→ **Given records**:
=-=-=

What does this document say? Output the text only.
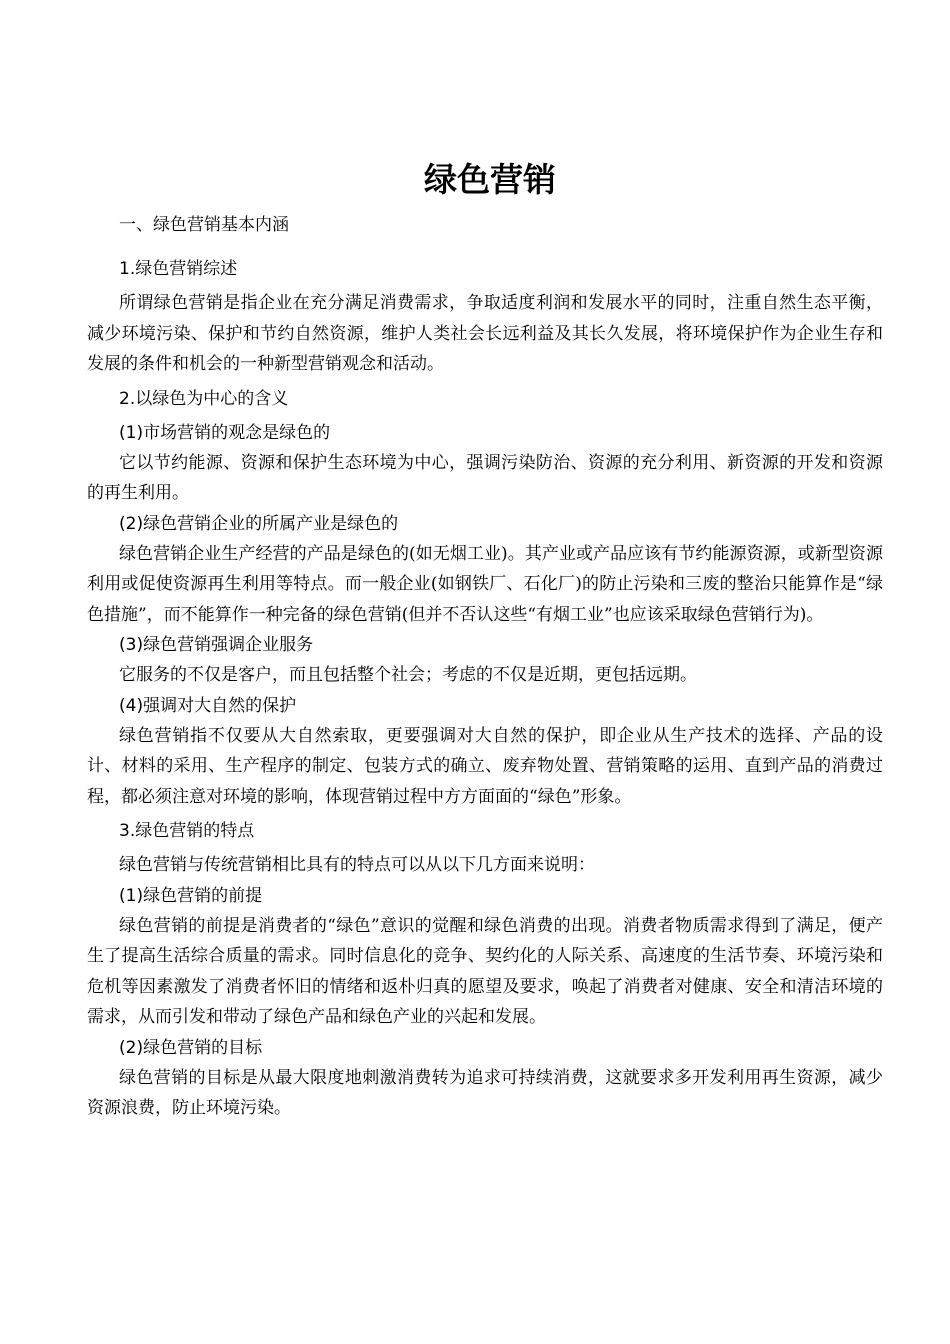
绿色营销
一、绿色营销基本内涵
1.绿色营销综述

所谓绿色营销是指企业在充分满足消费需求，争取适度利润和发展水平的同时，注重自然生态平衡，减少环境污染、保护和节约自然资源，维护人类社会长远利益及其长久发展，将环境保护作为企业生存和发展的条件和机会的一种新型营销观念和活动。

2.以绿色为中心的含义
(1)市场营销的观念是绿色的

它以节约能源、资源和保护生态环境为中心，强调污染防治、资源的充分利用、新资源的开发和资源的再生利用。

(2)绿色营销企业的所属产业是绿色的

绿色营销企业生产经营的产品是绿色的(如无烟工业)。其产业或产品应该有节约能源资源，或新型资源利用或促使资源再生利用等特点。而一般企业(如钢铁厂、石化厂)的防止污染和三废的整治只能算作是“绿色措施”，而不能算作一种完备的绿色营销(但并不否认这些“有烟工业”也应该采取绿色营销行为)。

(3)绿色营销强调企业服务

它服务的不仅是客户，而且包括整个社会；考虑的不仅是近期，更包括远期。

(4)强调对大自然的保护

绿色营销指不仅要从大自然索取，更要强调对大自然的保护，即企业从生产技术的选择、产品的设计、材料的采用、生产程序的制定、包装方式的确立、废弃物处置、营销策略的运用、直到产品的消费过程，都必须注意对环境的影响，体现营销过程中方方面面的“绿色”形象。

3.绿色营销的特点

绿色营销与传统营销相比具有的特点可以从以下几方面来说明：

(1)绿色营销的前提

绿色营销的前提是消费者的“绿色”意识的觉醒和绿色消费的出现。消费者物质需求得到了满足，便产生了提高生活综合质量的需求。同时信息化的竞争、契约化的人际关系、高速度的生活节奏、环境污染和危机等因素激发了消费者怀旧的情绪和返朴归真的愿望及要求，唤起了消费者对健康、安全和清洁环境的需求，从而引发和带动了绿色产品和绿色产业的兴起和发展。

(2)绿色营销的目标

绿色营销的目标是从最大限度地刺激消费转为追求可持续消费，这就要求多开发利用再生资源，减少资源浪费，防止环境污染。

=-=-=

Pictures are to be left out; all else in the entries above is to be quoted exactly.

What does this document say? Output the text only.
绿色营销
一、绿色营销基本内涵
1.绿色营销综述

所谓绿色营销是指企业在充分满足消费需求，争取适度利润和发展水平的同时，注重自然生态平衡，减少环境污染、保护和节约自然资源，维护人类社会长远利益及其长久发展，将环境保护作为企业生存和发展的条件和机会的一种新型营销观念和活动。

2.以绿色为中心的含义
(1)市场营销的观念是绿色的

它以节约能源、资源和保护生态环境为中心，强调污染防治、资源的充分利用、新资源的开发和资源的再生利用。

(2)绿色营销企业的所属产业是绿色的

绿色营销企业生产经营的产品是绿色的(如无烟工业)。其产业或产品应该有节约能源资源，或新型资源利用或促使资源再生利用等特点。而一般企业(如钢铁厂、石化厂)的防止污染和三废的整治只能算作是“绿色措施”，而不能算作一种完备的绿色营销(但并不否认这些“有烟工业”也应该采取绿色营销行为)。

(3)绿色营销强调企业服务

它服务的不仅是客户，而且包括整个社会；考虑的不仅是近期，更包括远期。

(4)强调对大自然的保护

绿色营销指不仅要从大自然索取，更要强调对大自然的保护，即企业从生产技术的选择、产品的设计、材料的采用、生产程序的制定、包装方式的确立、废弃物处置、营销策略的运用、直到产品的消费过程，都必须注意对环境的影响，体现营销过程中方方面面的“绿色”形象。

3.绿色营销的特点

绿色营销与传统营销相比具有的特点可以从以下几方面来说明：

(1)绿色营销的前提

绿色营销的前提是消费者的“绿色”意识的觉醒和绿色消费的出现。消费者物质需求得到了满足，便产生了提高生活综合质量的需求。同时信息化的竞争、契约化的人际关系、高速度的生活节奏、环境污染和危机等因素激发了消费者怀旧的情绪和返朴归真的愿望及要求，唤起了消费者对健康、安全和清洁环境的需求，从而引发和带动了绿色产品和绿色产业的兴起和发展。

(2)绿色营销的目标

绿色营销的目标是从最大限度地刺激消费转为追求可持续消费，这就要求多开发利用再生资源，减少资源浪费，防止环境污染。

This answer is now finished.